**Stated task:**
Using the data below, copy each line that includes the word "title".

(Figure record listings)

━━━━━━

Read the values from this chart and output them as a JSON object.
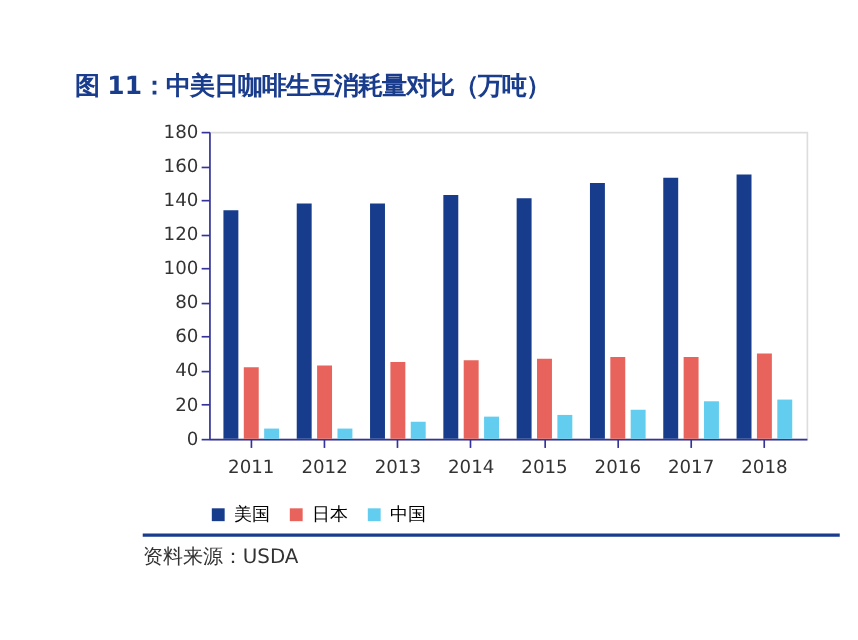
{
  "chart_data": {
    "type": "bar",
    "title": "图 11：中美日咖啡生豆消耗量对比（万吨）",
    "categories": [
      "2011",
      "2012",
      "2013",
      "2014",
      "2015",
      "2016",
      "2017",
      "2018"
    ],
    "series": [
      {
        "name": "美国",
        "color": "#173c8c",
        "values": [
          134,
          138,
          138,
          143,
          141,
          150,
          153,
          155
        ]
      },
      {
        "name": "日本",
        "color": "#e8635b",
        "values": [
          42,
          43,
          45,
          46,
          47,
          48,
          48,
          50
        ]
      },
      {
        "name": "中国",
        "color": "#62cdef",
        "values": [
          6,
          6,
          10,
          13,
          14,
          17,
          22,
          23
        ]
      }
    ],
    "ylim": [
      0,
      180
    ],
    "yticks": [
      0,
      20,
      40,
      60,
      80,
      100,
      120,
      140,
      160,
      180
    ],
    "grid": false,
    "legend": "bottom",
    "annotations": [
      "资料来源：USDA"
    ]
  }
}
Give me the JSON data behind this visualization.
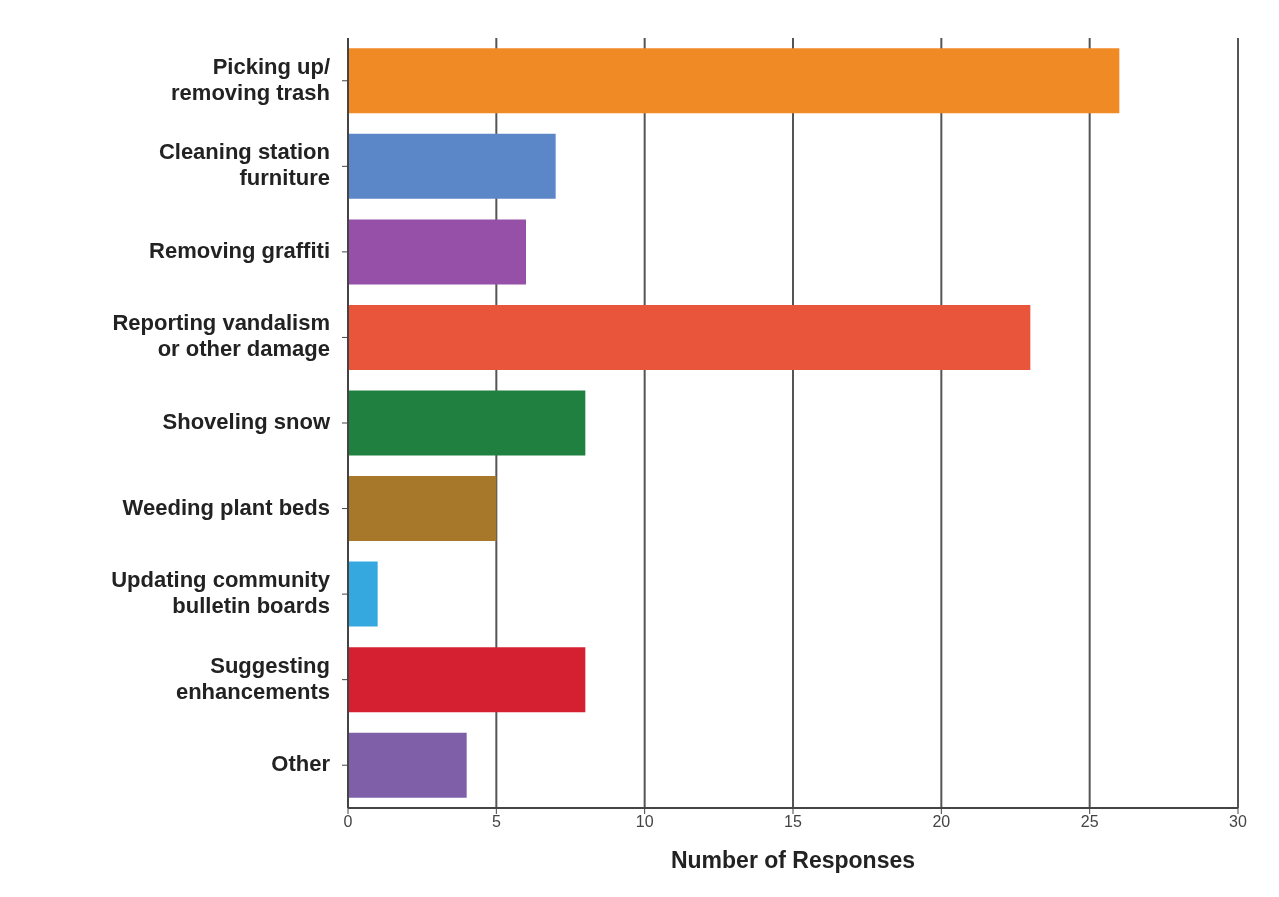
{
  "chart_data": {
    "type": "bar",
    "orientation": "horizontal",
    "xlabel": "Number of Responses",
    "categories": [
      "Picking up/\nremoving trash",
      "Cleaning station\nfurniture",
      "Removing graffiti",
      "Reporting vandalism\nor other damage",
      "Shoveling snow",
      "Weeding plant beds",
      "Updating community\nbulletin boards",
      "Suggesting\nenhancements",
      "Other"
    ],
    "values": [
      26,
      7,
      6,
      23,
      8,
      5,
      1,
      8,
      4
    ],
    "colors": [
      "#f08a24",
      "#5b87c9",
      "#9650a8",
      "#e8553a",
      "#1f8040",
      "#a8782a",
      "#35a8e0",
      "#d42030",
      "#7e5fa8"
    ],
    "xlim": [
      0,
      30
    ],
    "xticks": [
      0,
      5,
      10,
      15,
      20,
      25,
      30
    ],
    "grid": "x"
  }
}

━━━━━━

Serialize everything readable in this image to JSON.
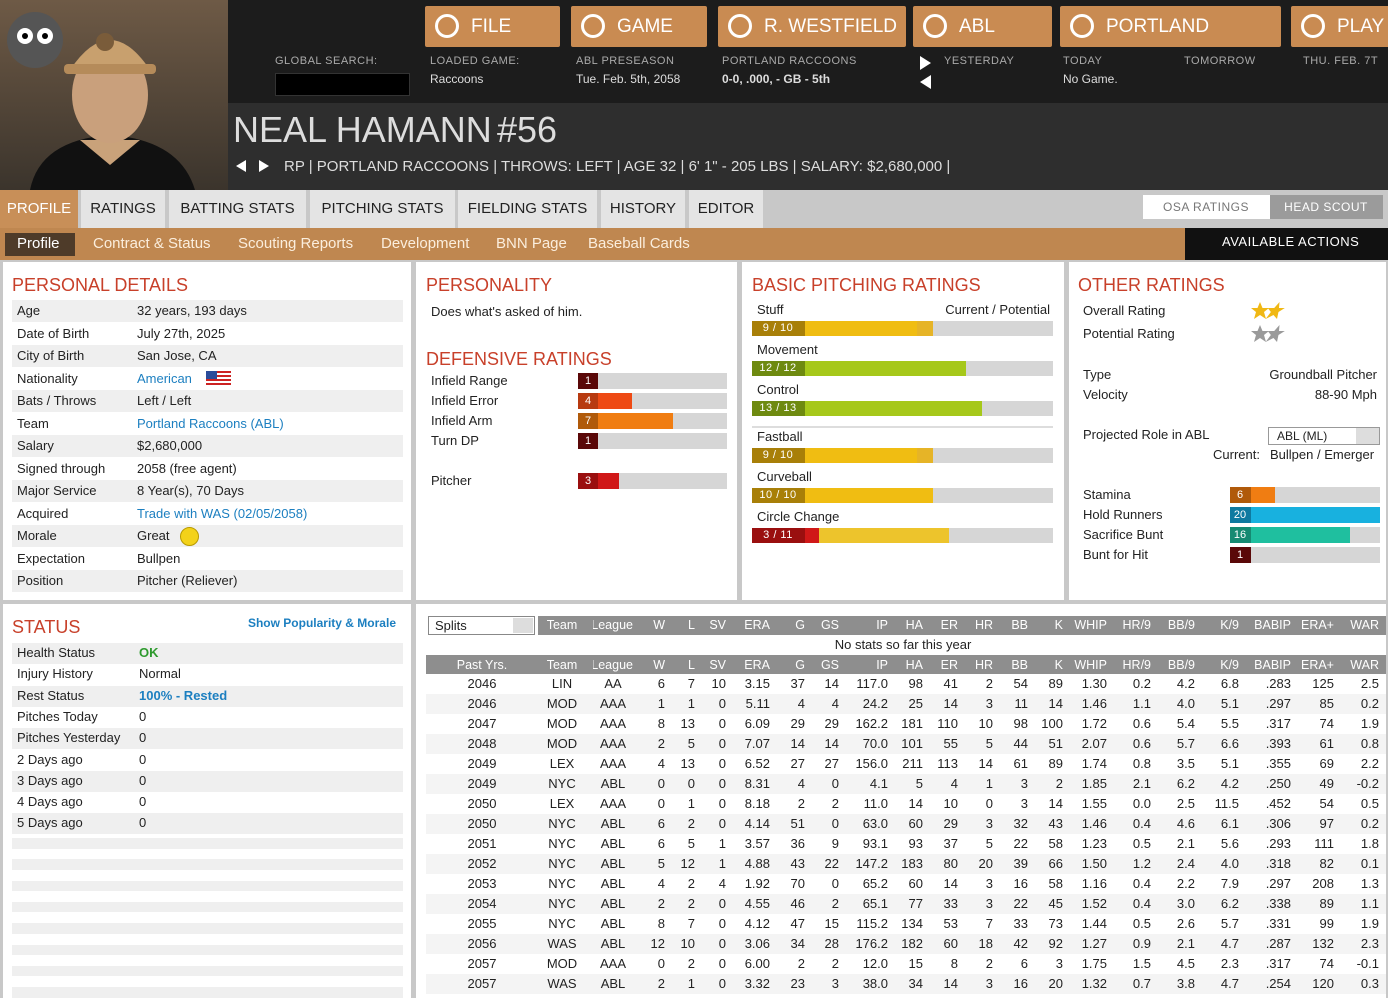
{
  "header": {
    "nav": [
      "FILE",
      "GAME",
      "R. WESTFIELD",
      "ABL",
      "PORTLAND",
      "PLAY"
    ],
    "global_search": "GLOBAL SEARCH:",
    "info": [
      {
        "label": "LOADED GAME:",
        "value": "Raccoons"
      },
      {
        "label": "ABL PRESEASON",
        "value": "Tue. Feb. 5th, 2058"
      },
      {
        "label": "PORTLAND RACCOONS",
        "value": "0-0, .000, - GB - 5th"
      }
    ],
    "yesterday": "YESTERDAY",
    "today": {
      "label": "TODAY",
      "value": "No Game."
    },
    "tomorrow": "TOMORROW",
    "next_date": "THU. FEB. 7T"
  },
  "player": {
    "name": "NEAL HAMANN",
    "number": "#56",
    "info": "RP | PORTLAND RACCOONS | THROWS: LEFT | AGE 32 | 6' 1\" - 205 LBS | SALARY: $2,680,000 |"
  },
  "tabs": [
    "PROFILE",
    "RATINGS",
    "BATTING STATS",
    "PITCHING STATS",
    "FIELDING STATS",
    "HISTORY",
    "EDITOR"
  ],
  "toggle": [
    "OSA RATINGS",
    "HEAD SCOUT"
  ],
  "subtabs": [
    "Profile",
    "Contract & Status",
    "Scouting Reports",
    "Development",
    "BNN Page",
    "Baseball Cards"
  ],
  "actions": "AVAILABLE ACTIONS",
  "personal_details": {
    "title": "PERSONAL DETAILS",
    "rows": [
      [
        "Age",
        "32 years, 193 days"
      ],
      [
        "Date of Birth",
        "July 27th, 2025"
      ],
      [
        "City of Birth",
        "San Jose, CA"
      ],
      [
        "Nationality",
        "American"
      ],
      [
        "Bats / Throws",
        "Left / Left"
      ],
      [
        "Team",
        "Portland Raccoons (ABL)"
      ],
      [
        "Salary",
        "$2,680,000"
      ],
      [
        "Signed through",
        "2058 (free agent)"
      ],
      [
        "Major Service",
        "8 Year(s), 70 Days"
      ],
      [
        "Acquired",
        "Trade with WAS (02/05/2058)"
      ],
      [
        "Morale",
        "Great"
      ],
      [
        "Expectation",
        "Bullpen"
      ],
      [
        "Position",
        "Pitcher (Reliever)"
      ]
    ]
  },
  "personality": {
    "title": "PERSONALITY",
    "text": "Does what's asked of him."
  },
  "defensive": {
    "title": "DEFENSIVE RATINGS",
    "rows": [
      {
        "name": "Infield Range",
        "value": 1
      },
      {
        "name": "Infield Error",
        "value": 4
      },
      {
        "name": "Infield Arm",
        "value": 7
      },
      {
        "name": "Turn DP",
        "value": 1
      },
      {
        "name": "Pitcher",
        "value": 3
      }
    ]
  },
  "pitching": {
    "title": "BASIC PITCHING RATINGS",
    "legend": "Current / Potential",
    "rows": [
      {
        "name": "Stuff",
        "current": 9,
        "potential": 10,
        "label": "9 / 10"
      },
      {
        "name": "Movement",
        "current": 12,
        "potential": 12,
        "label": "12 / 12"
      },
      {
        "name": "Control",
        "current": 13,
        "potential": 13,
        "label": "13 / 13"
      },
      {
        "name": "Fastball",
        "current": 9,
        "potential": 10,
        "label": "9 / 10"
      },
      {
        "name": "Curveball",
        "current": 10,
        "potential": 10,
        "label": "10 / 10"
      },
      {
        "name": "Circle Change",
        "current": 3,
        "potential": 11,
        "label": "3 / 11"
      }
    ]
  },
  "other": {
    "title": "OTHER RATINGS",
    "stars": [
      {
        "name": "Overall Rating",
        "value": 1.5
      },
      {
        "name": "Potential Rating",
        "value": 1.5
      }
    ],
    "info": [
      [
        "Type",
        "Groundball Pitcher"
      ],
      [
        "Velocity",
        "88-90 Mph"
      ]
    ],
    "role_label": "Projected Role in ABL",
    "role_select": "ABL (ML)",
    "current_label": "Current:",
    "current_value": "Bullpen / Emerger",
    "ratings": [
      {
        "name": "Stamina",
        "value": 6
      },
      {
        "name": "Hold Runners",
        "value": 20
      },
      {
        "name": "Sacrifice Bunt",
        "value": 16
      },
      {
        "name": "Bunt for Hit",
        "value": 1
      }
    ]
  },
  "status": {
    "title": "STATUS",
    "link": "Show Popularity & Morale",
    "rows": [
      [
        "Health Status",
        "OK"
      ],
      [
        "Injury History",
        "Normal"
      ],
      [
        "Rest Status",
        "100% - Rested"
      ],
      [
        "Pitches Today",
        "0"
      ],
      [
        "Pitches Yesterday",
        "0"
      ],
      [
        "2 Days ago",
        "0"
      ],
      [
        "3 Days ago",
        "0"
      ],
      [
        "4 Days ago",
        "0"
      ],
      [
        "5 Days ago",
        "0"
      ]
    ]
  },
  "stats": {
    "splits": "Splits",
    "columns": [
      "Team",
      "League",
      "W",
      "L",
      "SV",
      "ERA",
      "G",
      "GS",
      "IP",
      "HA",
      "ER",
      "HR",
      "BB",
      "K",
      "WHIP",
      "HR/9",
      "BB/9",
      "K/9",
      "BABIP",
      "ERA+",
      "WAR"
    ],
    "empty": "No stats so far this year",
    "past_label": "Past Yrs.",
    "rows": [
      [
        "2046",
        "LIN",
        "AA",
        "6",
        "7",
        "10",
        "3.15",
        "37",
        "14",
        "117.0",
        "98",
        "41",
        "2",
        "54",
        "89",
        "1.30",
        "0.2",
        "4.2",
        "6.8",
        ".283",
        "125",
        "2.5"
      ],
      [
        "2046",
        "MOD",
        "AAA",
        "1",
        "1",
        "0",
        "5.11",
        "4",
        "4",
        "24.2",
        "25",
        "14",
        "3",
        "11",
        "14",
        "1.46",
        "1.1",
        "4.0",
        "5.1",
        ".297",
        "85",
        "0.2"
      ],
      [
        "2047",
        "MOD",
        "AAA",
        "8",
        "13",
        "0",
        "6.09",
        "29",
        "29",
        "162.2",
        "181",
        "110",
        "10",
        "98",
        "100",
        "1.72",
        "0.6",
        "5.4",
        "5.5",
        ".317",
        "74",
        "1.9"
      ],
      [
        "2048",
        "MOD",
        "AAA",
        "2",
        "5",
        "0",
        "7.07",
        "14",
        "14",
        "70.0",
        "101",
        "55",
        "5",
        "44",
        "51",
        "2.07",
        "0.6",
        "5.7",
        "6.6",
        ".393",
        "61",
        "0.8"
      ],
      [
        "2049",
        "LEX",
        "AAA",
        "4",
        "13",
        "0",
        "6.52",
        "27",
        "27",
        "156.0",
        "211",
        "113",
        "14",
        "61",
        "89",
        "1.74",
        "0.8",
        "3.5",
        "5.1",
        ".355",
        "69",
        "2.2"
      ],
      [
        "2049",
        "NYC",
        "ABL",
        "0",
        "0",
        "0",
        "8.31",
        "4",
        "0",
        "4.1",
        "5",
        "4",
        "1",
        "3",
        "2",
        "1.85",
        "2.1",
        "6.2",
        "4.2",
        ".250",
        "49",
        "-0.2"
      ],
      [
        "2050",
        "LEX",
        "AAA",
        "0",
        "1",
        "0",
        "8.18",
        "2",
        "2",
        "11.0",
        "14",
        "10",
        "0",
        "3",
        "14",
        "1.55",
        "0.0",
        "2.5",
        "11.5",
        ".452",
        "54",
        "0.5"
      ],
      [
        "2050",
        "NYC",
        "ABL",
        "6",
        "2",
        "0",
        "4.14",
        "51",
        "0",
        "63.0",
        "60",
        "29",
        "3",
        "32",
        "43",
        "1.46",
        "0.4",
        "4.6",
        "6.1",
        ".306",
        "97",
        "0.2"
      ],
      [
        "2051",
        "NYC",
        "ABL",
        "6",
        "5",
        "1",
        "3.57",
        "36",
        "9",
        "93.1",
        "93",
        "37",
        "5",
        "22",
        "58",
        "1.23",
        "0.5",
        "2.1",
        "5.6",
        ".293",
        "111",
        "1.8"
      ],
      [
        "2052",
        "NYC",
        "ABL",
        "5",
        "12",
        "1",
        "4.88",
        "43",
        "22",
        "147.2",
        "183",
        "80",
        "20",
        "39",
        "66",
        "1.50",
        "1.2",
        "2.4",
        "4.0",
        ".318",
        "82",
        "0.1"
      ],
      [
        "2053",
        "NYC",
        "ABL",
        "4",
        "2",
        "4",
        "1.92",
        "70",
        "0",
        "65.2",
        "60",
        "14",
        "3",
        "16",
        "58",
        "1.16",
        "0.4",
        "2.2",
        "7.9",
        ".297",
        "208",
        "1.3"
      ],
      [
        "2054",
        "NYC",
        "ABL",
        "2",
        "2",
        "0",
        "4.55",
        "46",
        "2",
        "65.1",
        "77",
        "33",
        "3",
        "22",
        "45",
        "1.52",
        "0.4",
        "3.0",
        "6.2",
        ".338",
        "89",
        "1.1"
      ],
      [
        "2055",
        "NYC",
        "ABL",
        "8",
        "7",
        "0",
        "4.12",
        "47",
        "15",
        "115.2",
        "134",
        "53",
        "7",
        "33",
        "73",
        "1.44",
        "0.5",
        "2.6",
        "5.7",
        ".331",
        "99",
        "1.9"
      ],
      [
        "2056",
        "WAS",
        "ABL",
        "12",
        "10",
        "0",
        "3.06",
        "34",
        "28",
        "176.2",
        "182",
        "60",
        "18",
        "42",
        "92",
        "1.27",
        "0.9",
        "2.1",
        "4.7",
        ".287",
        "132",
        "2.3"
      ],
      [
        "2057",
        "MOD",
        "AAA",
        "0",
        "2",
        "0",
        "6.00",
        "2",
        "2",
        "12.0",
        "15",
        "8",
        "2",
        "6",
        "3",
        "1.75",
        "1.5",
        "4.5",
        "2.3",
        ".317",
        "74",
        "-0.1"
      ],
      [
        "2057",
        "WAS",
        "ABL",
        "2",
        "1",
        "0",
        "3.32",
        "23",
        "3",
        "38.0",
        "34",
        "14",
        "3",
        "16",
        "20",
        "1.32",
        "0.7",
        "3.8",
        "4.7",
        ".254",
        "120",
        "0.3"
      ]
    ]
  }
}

━━━━━━

**Completed task:**
    "title": "图 11：中美日咖啡生豆消耗量对比（万吨）",
    "title": "PERSONAL DETAILS",
    "title": "PERSONALITY",
    "title": "DEFENSIVE RATINGS",
    "title": "BASIC PITCHING RATINGS",
    "title": "OTHER RATINGS",
    "title": "STATUS",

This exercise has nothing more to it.